* [Data to use]:
= = = = =

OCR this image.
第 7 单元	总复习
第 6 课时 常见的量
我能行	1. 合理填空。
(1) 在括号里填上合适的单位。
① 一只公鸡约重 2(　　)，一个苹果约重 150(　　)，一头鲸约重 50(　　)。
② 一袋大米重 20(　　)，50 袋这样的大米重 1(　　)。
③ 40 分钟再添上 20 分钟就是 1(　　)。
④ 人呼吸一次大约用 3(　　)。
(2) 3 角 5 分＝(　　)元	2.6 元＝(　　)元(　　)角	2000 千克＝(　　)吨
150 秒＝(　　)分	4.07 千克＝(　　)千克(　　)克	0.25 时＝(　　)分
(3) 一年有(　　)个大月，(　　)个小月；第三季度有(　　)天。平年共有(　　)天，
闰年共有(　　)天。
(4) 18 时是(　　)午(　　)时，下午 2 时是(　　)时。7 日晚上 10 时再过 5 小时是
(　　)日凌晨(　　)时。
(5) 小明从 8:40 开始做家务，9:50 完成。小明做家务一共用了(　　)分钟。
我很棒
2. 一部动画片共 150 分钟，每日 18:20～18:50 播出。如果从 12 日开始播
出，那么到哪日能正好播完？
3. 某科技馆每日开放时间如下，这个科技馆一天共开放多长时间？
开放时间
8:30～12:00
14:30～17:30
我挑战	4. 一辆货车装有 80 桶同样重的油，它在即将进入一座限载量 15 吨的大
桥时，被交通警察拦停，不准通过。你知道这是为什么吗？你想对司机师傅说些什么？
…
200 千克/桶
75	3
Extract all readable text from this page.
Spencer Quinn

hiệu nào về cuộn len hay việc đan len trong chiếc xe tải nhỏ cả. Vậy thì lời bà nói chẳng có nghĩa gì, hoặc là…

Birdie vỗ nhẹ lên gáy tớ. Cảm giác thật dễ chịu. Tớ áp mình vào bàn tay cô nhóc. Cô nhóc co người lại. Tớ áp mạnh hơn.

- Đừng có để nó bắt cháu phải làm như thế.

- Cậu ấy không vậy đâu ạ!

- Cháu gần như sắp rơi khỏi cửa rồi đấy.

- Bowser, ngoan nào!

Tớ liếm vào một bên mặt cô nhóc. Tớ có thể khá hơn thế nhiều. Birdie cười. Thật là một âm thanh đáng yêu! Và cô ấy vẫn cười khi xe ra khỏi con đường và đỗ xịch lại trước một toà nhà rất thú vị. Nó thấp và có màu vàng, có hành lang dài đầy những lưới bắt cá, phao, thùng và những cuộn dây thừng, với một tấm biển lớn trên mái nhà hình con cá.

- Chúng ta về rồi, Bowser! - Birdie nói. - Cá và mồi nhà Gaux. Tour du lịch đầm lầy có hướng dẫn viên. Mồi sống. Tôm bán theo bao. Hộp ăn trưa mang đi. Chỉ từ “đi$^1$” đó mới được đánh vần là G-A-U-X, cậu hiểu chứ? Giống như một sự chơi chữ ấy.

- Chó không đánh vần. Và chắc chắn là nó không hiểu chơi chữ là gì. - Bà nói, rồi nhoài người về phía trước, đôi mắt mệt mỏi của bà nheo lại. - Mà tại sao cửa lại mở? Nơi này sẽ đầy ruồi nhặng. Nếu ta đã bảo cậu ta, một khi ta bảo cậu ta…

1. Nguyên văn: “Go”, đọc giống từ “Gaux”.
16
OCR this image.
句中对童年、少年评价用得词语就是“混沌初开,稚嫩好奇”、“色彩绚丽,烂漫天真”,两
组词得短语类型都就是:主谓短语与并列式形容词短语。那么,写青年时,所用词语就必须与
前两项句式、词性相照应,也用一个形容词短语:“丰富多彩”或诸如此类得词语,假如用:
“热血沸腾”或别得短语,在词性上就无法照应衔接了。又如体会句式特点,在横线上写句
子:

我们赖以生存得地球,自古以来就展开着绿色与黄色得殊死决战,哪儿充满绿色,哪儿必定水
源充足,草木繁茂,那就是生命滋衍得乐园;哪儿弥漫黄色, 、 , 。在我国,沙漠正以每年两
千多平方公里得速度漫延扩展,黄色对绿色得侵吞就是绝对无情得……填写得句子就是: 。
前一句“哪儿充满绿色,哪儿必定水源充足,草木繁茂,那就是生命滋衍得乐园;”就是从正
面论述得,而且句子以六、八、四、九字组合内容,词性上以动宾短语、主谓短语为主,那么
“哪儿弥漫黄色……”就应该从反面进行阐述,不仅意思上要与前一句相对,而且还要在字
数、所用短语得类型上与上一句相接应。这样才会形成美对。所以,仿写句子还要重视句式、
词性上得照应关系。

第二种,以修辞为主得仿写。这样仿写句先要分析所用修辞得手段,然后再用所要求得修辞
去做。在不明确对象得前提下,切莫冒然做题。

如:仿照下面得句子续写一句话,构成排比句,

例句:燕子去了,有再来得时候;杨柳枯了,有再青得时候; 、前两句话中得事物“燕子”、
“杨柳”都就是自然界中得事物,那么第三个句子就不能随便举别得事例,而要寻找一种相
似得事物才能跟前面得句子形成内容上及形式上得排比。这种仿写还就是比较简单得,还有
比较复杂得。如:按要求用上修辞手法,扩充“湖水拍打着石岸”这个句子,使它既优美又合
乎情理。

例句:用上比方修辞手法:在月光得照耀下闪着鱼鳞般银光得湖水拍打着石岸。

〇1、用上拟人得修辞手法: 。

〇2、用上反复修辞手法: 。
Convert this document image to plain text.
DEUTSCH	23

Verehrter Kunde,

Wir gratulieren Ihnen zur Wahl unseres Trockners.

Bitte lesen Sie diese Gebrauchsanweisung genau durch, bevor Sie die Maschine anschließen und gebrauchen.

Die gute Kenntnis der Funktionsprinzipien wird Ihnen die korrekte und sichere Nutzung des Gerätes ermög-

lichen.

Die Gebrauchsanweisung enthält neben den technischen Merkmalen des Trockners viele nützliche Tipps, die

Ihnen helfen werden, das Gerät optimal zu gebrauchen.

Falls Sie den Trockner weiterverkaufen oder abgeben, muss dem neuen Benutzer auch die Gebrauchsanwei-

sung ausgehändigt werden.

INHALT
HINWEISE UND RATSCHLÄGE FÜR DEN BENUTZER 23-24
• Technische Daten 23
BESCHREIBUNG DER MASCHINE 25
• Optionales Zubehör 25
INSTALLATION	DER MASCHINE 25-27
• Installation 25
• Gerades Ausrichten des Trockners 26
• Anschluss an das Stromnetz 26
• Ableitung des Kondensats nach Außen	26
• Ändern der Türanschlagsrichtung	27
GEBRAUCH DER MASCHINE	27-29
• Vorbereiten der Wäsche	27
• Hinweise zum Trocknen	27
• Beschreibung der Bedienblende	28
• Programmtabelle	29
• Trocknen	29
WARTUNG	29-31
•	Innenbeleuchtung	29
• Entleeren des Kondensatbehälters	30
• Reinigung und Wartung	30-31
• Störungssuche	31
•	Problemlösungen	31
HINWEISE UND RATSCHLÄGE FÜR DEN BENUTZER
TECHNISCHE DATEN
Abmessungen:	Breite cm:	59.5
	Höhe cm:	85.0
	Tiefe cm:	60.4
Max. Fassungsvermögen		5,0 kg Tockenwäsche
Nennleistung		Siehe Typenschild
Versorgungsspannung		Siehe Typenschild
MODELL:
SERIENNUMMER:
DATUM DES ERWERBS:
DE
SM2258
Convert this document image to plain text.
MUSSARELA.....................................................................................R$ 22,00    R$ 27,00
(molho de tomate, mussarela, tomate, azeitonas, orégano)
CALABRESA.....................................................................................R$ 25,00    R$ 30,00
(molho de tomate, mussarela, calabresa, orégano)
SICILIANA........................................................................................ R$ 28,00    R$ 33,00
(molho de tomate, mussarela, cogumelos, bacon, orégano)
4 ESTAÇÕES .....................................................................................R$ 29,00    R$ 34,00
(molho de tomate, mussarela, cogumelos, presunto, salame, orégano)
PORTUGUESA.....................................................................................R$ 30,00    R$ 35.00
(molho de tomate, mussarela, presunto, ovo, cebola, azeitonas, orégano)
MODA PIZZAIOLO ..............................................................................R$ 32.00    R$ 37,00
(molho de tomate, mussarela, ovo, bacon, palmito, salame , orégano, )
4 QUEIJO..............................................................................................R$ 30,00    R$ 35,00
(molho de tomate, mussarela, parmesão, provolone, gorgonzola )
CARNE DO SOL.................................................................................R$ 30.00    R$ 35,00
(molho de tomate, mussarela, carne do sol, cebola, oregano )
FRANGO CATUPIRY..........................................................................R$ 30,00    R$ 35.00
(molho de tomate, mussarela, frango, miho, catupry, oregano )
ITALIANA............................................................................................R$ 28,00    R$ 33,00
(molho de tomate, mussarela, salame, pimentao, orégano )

= = = = =

* [Stated goal]: Select every line in the material above where the string "Ihnen" occurs, and copy it.

* [Written solution]:
Wir gratulieren Ihnen zur Wahl unseres Trockners.
Die gute Kenntnis der Funktionsprinzipien wird Ihnen die korrekte und sichere Nutzung des Gerätes ermög-
Ihnen helfen werden, das Gerät optimal zu gebrauchen.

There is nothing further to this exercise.